[Dataset records]
## BEGIN
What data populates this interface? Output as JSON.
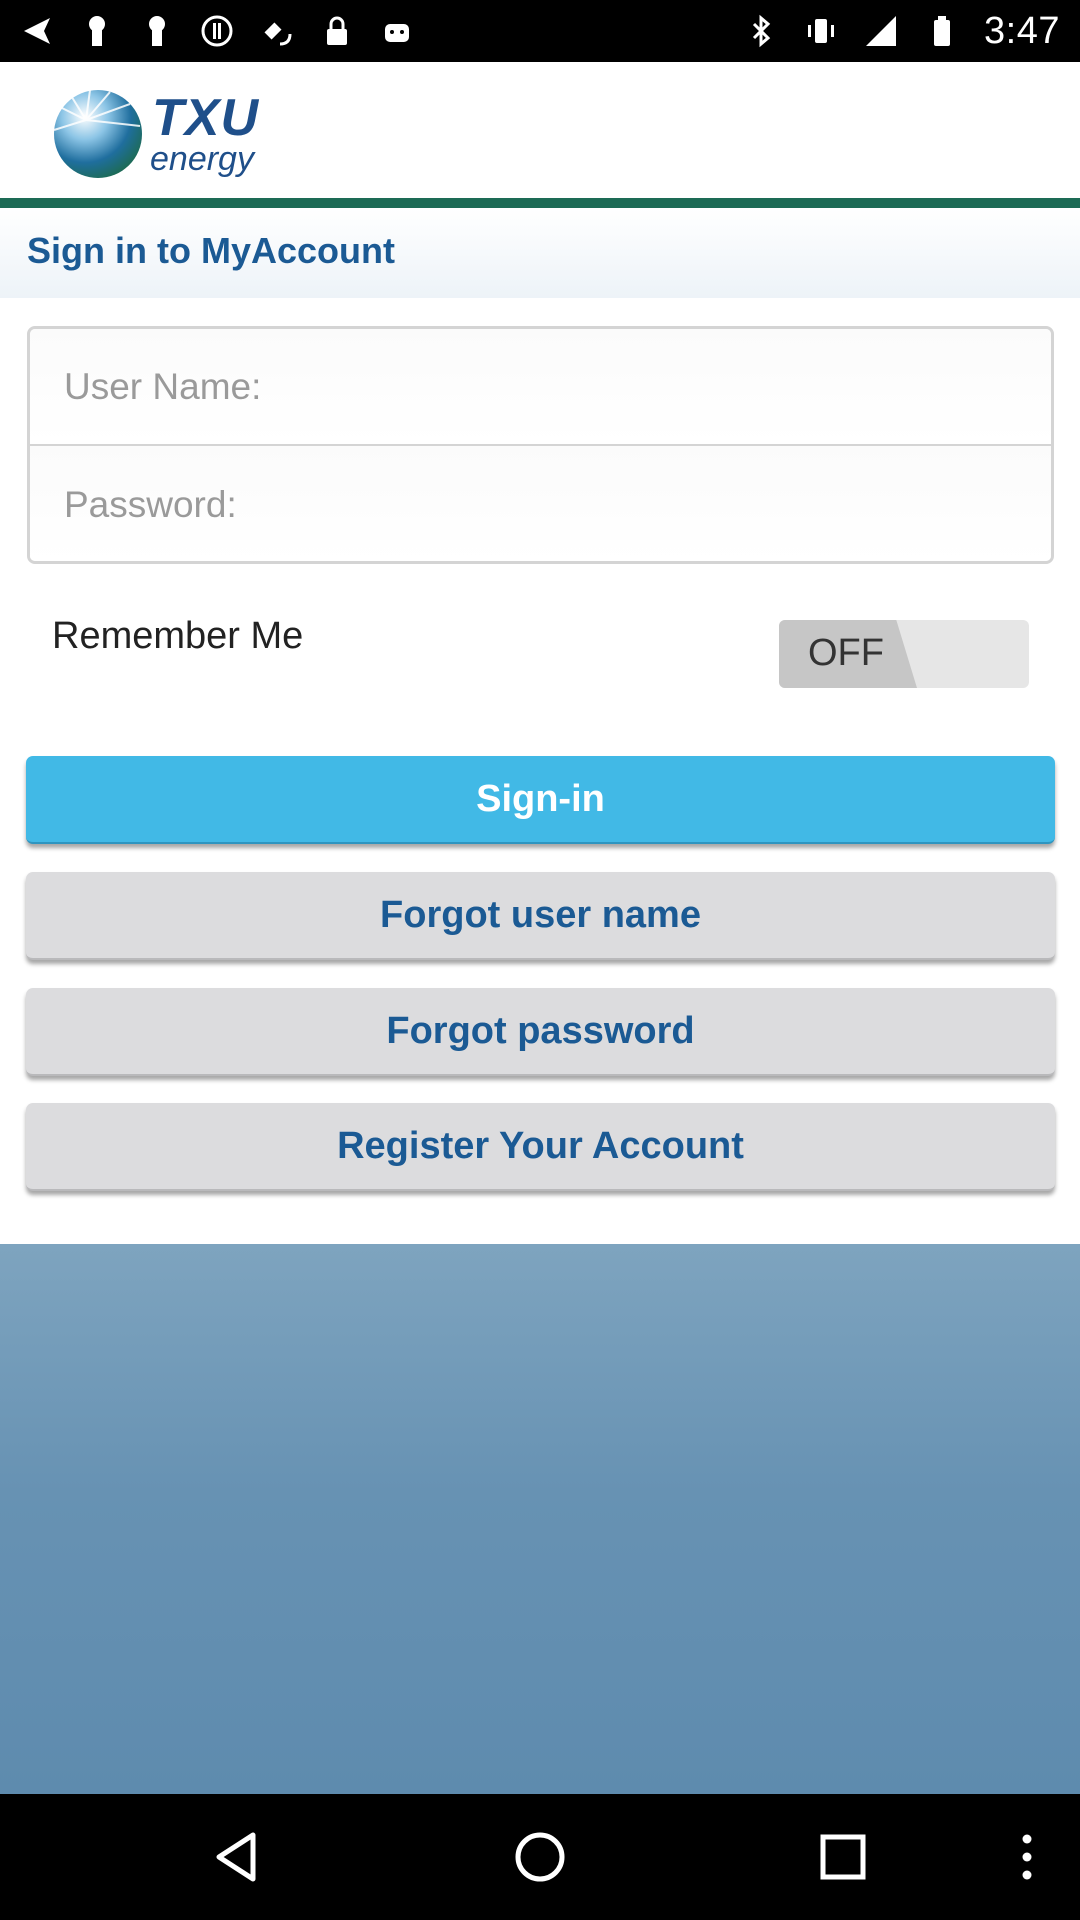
{
  "status_bar": {
    "time": "3:47",
    "left_icons": [
      "back-arrow-icon",
      "keyhole-icon",
      "keyhole-icon",
      "alert-icon",
      "fake-gps-icon",
      "lock-icon",
      "android-icon"
    ],
    "right_icons": [
      "bluetooth-icon",
      "vibrate-icon",
      "signal-icon",
      "battery-icon"
    ]
  },
  "header": {
    "logo_brand": "TXU",
    "logo_sub": "energy",
    "accent_color": "#1d6b55"
  },
  "page": {
    "title": "Sign in to MyAccount"
  },
  "form": {
    "username_placeholder": "User Name:",
    "username_value": "",
    "password_placeholder": "Password:",
    "password_value": "",
    "remember_label": "Remember Me",
    "remember_toggle": "OFF"
  },
  "buttons": {
    "sign_in": "Sign-in",
    "forgot_user": "Forgot user name",
    "forgot_password": "Forgot password",
    "register": "Register Your Account"
  },
  "colors": {
    "primary_button": "#41b9e6",
    "secondary_button": "#dcdcde",
    "title_text": "#1b5a94"
  },
  "nav_bar": {
    "icons": [
      "back-icon",
      "home-icon",
      "recents-icon",
      "menu-icon"
    ]
  }
}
## END
WORK TO BE COMPLETED:
From the material above, reproduce everything verbatim except the pictures.

OUTPUT OF THE EXERCISE:
What data populates this interface? Output as JSON.
{
  "status_bar": {
    "time": "3:47",
    "left_icons": [
      "back-arrow-icon",
      "keyhole-icon",
      "keyhole-icon",
      "alert-icon",
      "fake-gps-icon",
      "lock-icon",
      "android-icon"
    ],
    "right_icons": [
      "bluetooth-icon",
      "vibrate-icon",
      "signal-icon",
      "battery-icon"
    ]
  },
  "header": {
    "logo_brand": "TXU",
    "logo_sub": "energy",
    "accent_color": "#1d6b55"
  },
  "page": {
    "title": "Sign in to MyAccount"
  },
  "form": {
    "username_placeholder": "User Name:",
    "username_value": "",
    "password_placeholder": "Password:",
    "password_value": "",
    "remember_label": "Remember Me",
    "remember_toggle": "OFF"
  },
  "buttons": {
    "sign_in": "Sign-in",
    "forgot_user": "Forgot user name",
    "forgot_password": "Forgot password",
    "register": "Register Your Account"
  },
  "colors": {
    "primary_button": "#41b9e6",
    "secondary_button": "#dcdcde",
    "title_text": "#1b5a94"
  },
  "nav_bar": {
    "icons": [
      "back-icon",
      "home-icon",
      "recents-icon",
      "menu-icon"
    ]
  }
}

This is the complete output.